■ **Objective**:
Could you rewrite every line of the records below as a JSON list of strings, one string per line, with blank lines skipped and the pictures left out?

━━━━━ Recorded data ━━━━━

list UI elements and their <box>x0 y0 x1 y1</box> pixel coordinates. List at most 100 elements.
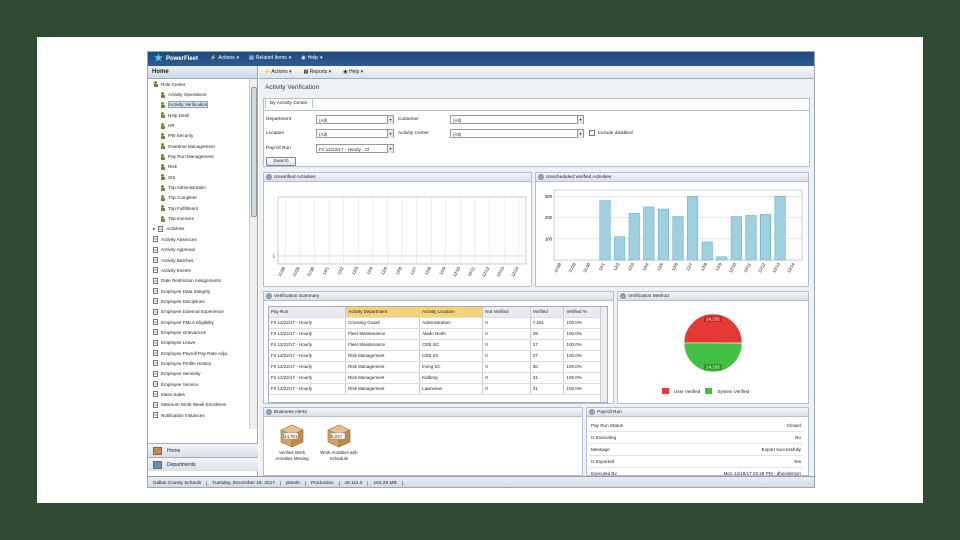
sidebar-item[interactable]: Risk <box>148 162 249 172</box>
scrollbar-thumb[interactable] <box>251 87 257 217</box>
pie-slice[interactable] <box>683 313 743 344</box>
toolbar-reports[interactable]: ▦ Reports ▾ <box>303 69 332 75</box>
sidebar-item[interactable]: Employee Data Integrity <box>148 286 249 296</box>
collapse-icon[interactable]: – <box>266 409 272 415</box>
sidebar-item[interactable]: Activity Absences <box>148 234 249 244</box>
summary-scrollbar[interactable] <box>600 307 607 402</box>
sidebar-item[interactable]: Employee External Experience <box>148 307 249 317</box>
sidebar-item[interactable]: HR <box>148 120 249 130</box>
column-header[interactable]: Activity Department <box>345 307 421 318</box>
column-header[interactable]: Not Verified <box>482 307 531 318</box>
bar[interactable] <box>614 236 626 261</box>
payroll-run-header: – Payroll Run <box>587 408 808 417</box>
sidebar-item[interactable]: Trip Fulfillment <box>148 203 249 213</box>
sidebar-item[interactable]: Trip Administration <box>148 182 249 192</box>
y-tick-label: 100 <box>545 236 553 241</box>
sidebar-item[interactable]: Trip Invoices <box>148 213 249 223</box>
collapse-icon[interactable]: – <box>266 293 272 299</box>
sidebar-scrollbar[interactable] <box>249 79 257 429</box>
sidebar-item[interactable]: SIS <box>148 172 249 182</box>
table-row[interactable]: Fri 12/22/17 - Hourly Crossing Guard Admin… <box>269 317 607 329</box>
sidebar-item[interactable]: ▸ Activities <box>148 224 249 234</box>
bar[interactable] <box>643 206 655 261</box>
top-menu-actions[interactable]: ⚡ Actions ▾ <box>210 55 240 61</box>
bar[interactable] <box>760 214 772 261</box>
sidebar-item[interactable]: Employee Disciplines <box>148 296 249 306</box>
person-icon <box>153 81 158 88</box>
location-select[interactable]: (All) ▾ <box>316 129 394 138</box>
pie-slice[interactable] <box>683 342 743 373</box>
collapse-icon[interactable]: – <box>538 174 544 180</box>
bar[interactable] <box>730 216 742 261</box>
collapse-icon[interactable]: – <box>589 409 595 415</box>
sidebar-item[interactable]: Activity Operations <box>148 89 249 99</box>
activity-center-select[interactable]: (All) ▾ <box>450 129 584 138</box>
sidebar-item[interactable]: Overtime Management <box>148 141 249 151</box>
column-header[interactable]: Activity Location <box>419 307 484 318</box>
top-menu-related-items[interactable]: ▤ Related Items ▾ <box>249 55 292 61</box>
sidebar-item[interactable]: Minimum Work Week Enrollmen <box>148 400 249 410</box>
toolbar-actions[interactable]: ⚡ Actions ▾ <box>264 69 292 75</box>
sidebar-item[interactable]: Employee Service <box>148 379 249 389</box>
column-header[interactable]: Verified <box>530 307 565 318</box>
sidebar-item[interactable]: Help Desk <box>148 110 249 120</box>
bar[interactable] <box>687 196 699 261</box>
sidebar-item[interactable]: Role Center <box>148 79 249 89</box>
box-alert-icon <box>327 424 351 448</box>
table-cell: Fleet Maintenance <box>345 328 421 340</box>
expand-icon[interactable]: ▸ <box>153 225 156 231</box>
collapse-icon[interactable]: – <box>266 174 272 180</box>
person-icon <box>160 91 165 98</box>
department-select[interactable]: (All) ▾ <box>316 115 394 124</box>
toolbar-help[interactable]: ◉ Help ▾ <box>343 69 364 75</box>
table-cell: Risk Management <box>345 361 421 373</box>
column-header[interactable]: Pay Run <box>269 307 347 318</box>
sidebar-item[interactable]: Activity Batches <box>148 255 249 265</box>
table-row[interactable]: Fri 12/22/17 - Hourly Risk Management Kidb… <box>269 372 607 384</box>
sidebar-item[interactable]: Activity Verification <box>148 100 249 110</box>
x-tick-label: 12/4 <box>641 261 650 271</box>
bar[interactable] <box>657 208 669 261</box>
sidebar-item[interactable]: Notification Instances <box>148 410 249 420</box>
sidebar-item[interactable]: Date Restriction Assignments <box>148 276 249 286</box>
sidebar-departments-button[interactable]: Departments <box>148 457 258 471</box>
search-button[interactable]: Search <box>266 157 296 166</box>
bar[interactable] <box>701 241 713 261</box>
bar[interactable] <box>774 196 786 261</box>
bar[interactable] <box>745 215 757 261</box>
alert-item-verified[interactable]: 14,701 Verified Work Activities Missing <box>272 422 312 462</box>
sidebar-item[interactable]: Pay Run Management <box>148 151 249 161</box>
alert-item-schedule[interactable]: 5,027 Work Activities with Schedule <box>319 422 359 462</box>
sidebar-item[interactable]: Employee Payroll Pay Rate Adju <box>148 348 249 358</box>
bar[interactable] <box>628 213 640 261</box>
table-row[interactable]: Fri 12/22/17 - Hourly Risk Management Irvi… <box>269 361 607 373</box>
sidebar-item-label: Mass Sales <box>161 391 185 397</box>
sidebar-item[interactable]: Employee Seniority <box>148 369 249 379</box>
sidebar-item[interactable]: Employee FMLA Eligibility <box>148 317 249 327</box>
sidebar-item[interactable]: Employee Leave <box>148 338 249 348</box>
bar[interactable] <box>716 256 728 261</box>
sidebar-item[interactable]: Employee Profile History <box>148 358 249 368</box>
collapse-icon[interactable]: – <box>620 293 626 299</box>
table-cell: 0 <box>482 339 531 351</box>
customer-select[interactable]: (All) ▾ <box>450 115 584 124</box>
table-row[interactable]: Fri 12/22/17 - Hourly Risk Management CEB … <box>269 350 607 362</box>
sidebar-item[interactable]: PW Security <box>148 131 249 141</box>
sidebar-item[interactable]: Activity Events <box>148 265 249 275</box>
sidebar-item[interactable]: Employee Grievances <box>148 327 249 337</box>
sidebar-item[interactable]: Activity Approval <box>148 245 249 255</box>
top-menu-help[interactable]: ◉ Help ▾ <box>301 55 323 61</box>
sidebar-item[interactable]: Trip Complete <box>148 193 249 203</box>
x-tick-label: 12/2 <box>612 261 621 271</box>
bar[interactable] <box>672 216 684 261</box>
table-row[interactable]: Fri 12/22/17 - Hourly Fleet Maintenance CE… <box>269 339 607 351</box>
payroll-run-select[interactable]: Fri 12/22/17 - Hourly - Cl ▾ <box>316 144 394 153</box>
bar[interactable] <box>599 200 611 261</box>
sidebar-home-button[interactable]: Home <box>148 443 258 457</box>
table-row[interactable]: Fri 12/22/17 - Hourly Fleet Maintenance Al… <box>269 328 607 340</box>
unverified-activities-panel: – Unverified Activities 11/28 11/29 11/30 12… <box>263 172 532 287</box>
include-disabled-checkbox[interactable] <box>589 130 595 136</box>
sidebar-item[interactable]: Mass Sales <box>148 389 249 399</box>
table-row[interactable]: Fri 12/22/17 - Hourly Risk Management Lawn… <box>269 383 607 395</box>
tab-by-activity-center[interactable]: By Activity Center <box>265 98 313 108</box>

━━━━━

■ **Output of the exercise**:
[
  "list UI elements and their <box>x0 y0 x1 y1</box> pixel coordinates. List at most 100 elements.",
  "sidebar-item[interactable]: Risk <box>148 162 249 172</box>",
  "scrollbar-thumb[interactable] <box>251 87 257 217</box>",
  "pie-slice[interactable] <box>683 313 743 344</box>",
  "toolbar-reports[interactable]: ▦ Reports ▾ <box>303 69 332 75</box>",
  "sidebar-item[interactable]: Employee Data Integrity <box>148 286 249 296</box>",
  "collapse-icon[interactable]: – <box>266 409 272 415</box>",
  "sidebar-item[interactable]: Activity Absences <box>148 234 249 244</box>",
  "summary-scrollbar[interactable] <box>600 307 607 402</box>",
  "sidebar-item[interactable]: Employee External Experience <box>148 307 249 317</box>",
  "sidebar-item[interactable]: HR <box>148 120 249 130</box>",
  "column-header[interactable]: Activity Department <box>345 307 421 318</box>",
  "column-header[interactable]: Not Verified <box>482 307 531 318</box>",
  "bar[interactable] <box>614 236 626 261</box>",
  "payroll-run-header: – Payroll Run <box>587 408 808 417</box>",
  "sidebar-item[interactable]: Trip Fulfillment <box>148 203 249 213</box>",
  "sidebar-item[interactable]: Trip Administration <box>148 182 249 192</box>",
  "y-tick-label: 100 <box>545 236 553 241</box>",
  "sidebar-item[interactable]: Trip Invoices <box>148 213 249 223</box>",
  "collapse-icon[interactable]: – <box>266 293 272 299</box>",
  "sidebar-scrollbar[interactable] <box>249 79 257 429</box>",
  "sidebar-item[interactable]: SIS <box>148 172 249 182</box>",
  "table-row[interactable]: Fri 12/22/17 - Hourly Crossing Guard Admin… <box>269 317 607 329</box>",
  "sidebar-item[interactable]: ▸ Activities <box>148 224 249 234</box>",
  "bar[interactable] <box>643 206 655 261</box>",
  "top-menu-actions[interactable]: ⚡ Actions ▾ <box>210 55 240 61</box>",
  "bar[interactable] <box>760 214 772 261</box>",
  "sidebar-item[interactable]: Employee Disciplines <box>148 296 249 306</box>",
  "person-icon <box>153 81 158 88</box>",
  "location-select[interactable]: (All) ▾ <box>316 129 394 138</box>",
  "pie-slice[interactable] <box>683 342 743 373</box>",
  "collapse-icon[interactable]: – <box>538 174 544 180</box>",
  "bar[interactable] <box>730 216 742 261</box>",
  "collapse-icon[interactable]: – <box>589 409 595 415</box>",
  "sidebar-item[interactable]: Activity Operations <box>148 89 249 99</box>",
  "activity-center-select[interactable]: (All) ▾ <box>450 129 584 138</box>",
  "sidebar-item[interactable]: Overtime Management <box>148 141 249 151</box>",
  "column-header[interactable]: Activity Location <box>419 307 484 318</box>",
  "top-menu-related-items[interactable]: ▤ Related Items ▾ <box>249 55 292 61</box>",
  "sidebar-item[interactable]: Minimum Work Week Enrollmen <box>148 400 249 410</box>",
  "toolbar-actions[interactable]: ⚡ Actions ▾ <box>264 69 292 75</box>",
  "sidebar-item[interactable]: Employee Service <box>148 379 249 389</box>",
  "column-header[interactable]: Verified <box>530 307 565 318</box>",
  "sidebar-item[interactable]: Help Desk <box>148 110 249 120</box>",
  "bar[interactable] <box>687 196 699 261</box>",
  "sidebar-item[interactable]: Role Center <box>148 79 249 89</box>",
  "box-alert-icon <box>327 424 351 448</box>",
  "table-cell: Fleet Maintenance <box>345 328 421 340</box>",
  "expand-icon[interactable]: ▸ <box>153 225 156 231</box>",
  "collapse-icon[interactable]: – <box>266 174 272 180</box>",
  "person-icon <box>160 91 165 98</box>",
  "department-select[interactable]: (All) ▾ <box>316 115 394 124</box>",
  "toolbar-help[interactable]: ◉ Help ▾ <box>343 69 364 75</box>",
  "table-cell: Risk Management <box>345 361 421 373</box>",
  "column-header[interactable]: Pay Run <box>269 307 347 318</box>",
  "sidebar-item[interactable]: Activity Batches <box>148 255 249 265</box>",
  "table-row[interactable]: Fri 12/22/17 - Hourly Risk Management Kidb… <box>269 372 607 384</box>",
  "sidebar-item[interactable]: Activity Verification <box>148 100 249 110</box>",
  "x-tick-label: 12/4 <box>641 261 650 271</box>",
  "bar[interactable] <box>657 208 669 261</box>",
  "sidebar-item[interactable]: Notification Instances <box>148 410 249 420</box>",
  "sidebar-item[interactable]: Date Restriction Assignments <box>148 276 249 286</box>",
  "sidebar-departments-button[interactable]: Departments <box>148 457 258 471</box>",
  "search-button[interactable]: Search <box>266 157 296 166</box>",
  "bar[interactable] <box>701 241 713 261</box>",
  "bar[interactable] <box>774 196 786 261</box>",
  "bar[interactable] <box>745 215 757 261</box>",
  "alert-item-verified[interactable]: 14,701 Verified Work Activities Missing <box>272 422 312 462</box>",
  "sidebar-item[interactable]: Pay Run Management <box>148 151 249 161</box>",
  "alert-item-schedule[interactable]: 5,027 Work Activities with Schedule <box>319 422 359 462</box>",
  "sidebar-item[interactable]: Employee Payroll Pay Rate Adju <box>148 348 249 358</box>",
  "bar[interactable] <box>628 213 640 261</box>",
  "table-row[interactable]: Fri 12/22/17 - Hourly Risk Management Irvi… <box>269 361 607 373</box>",
  "sidebar-item-label: Mass Sales <box>161 391 185 397</box>",
  "sidebar-item[interactable]: Employee Seniority <box>148 369 249 379</box>",
  "sidebar-item[interactable]: Employee FMLA Eligibility <box>148 317 249 327</box>",
  "sidebar-item[interactable]: Employee Leave <box>148 338 249 348</box>",
  "bar[interactable] <box>716 256 728 261</box>",
  "sidebar-item[interactable]: Employee Profile History <box>148 358 249 368</box>",
  "collapse-icon[interactable]: – <box>620 293 626 299</box>",
  "table-cell: 0 <box>482 339 531 351</box>",
  "customer-select[interactable]: (All) ▾ <box>450 115 584 124</box>",
  "table-row[interactable]: Fri 12/22/17 - Hourly Risk Management CEB … <box>269 350 607 362</box>",
  "sidebar-item[interactable]: PW Security <box>148 131 249 141</box>",
  "sidebar-item[interactable]: Activity Events <box>148 265 249 275</box>",
  "sidebar-item[interactable]: Employee Grievances <box>148 327 249 337</box>",
  "sidebar-item[interactable]: Activity Approval <box>148 245 249 255</box>",
  "top-menu-help[interactable]: ◉ Help ▾ <box>301 55 323 61</box>",
  "sidebar-item[interactable]: Trip Complete <box>148 193 249 203</box>",
  "x-tick-label: 12/2 <box>612 261 621 271</box>",
  "bar[interactable] <box>672 216 684 261</box>",
  "table-row[interactable]: Fri 12/22/17 - Hourly Fleet Maintenance CE… <box>269 339 607 351</box>",
  "payroll-run-select[interactable]: Fri 12/22/17 - Hourly - Cl ▾ <box>316 144 394 153</box>",
  "bar[interactable] <box>599 200 611 261</box>",
  "sidebar-home-button[interactable]: Home <box>148 443 258 457</box>",
  "table-row[interactable]: Fri 12/22/17 - Hourly Fleet Maintenance Al… <box>269 328 607 340</box>",
  "unverified-activities-panel: – Unverified Activities 11/28 11/29 11/30 12… <box>263 172 532 287</box>",
  "include-disabled-checkbox[interactable] <box>589 130 595 136</box>",
  "sidebar-item[interactable]: Mass Sales <box>148 389 249 399</box>",
  "table-row[interactable]: Fri 12/22/17 - Hourly Risk Management Lawn… <box>269 383 607 395</box>",
  "tab-by-activity-center[interactable]: By Activity Center <box>265 98 313 108</box>"
]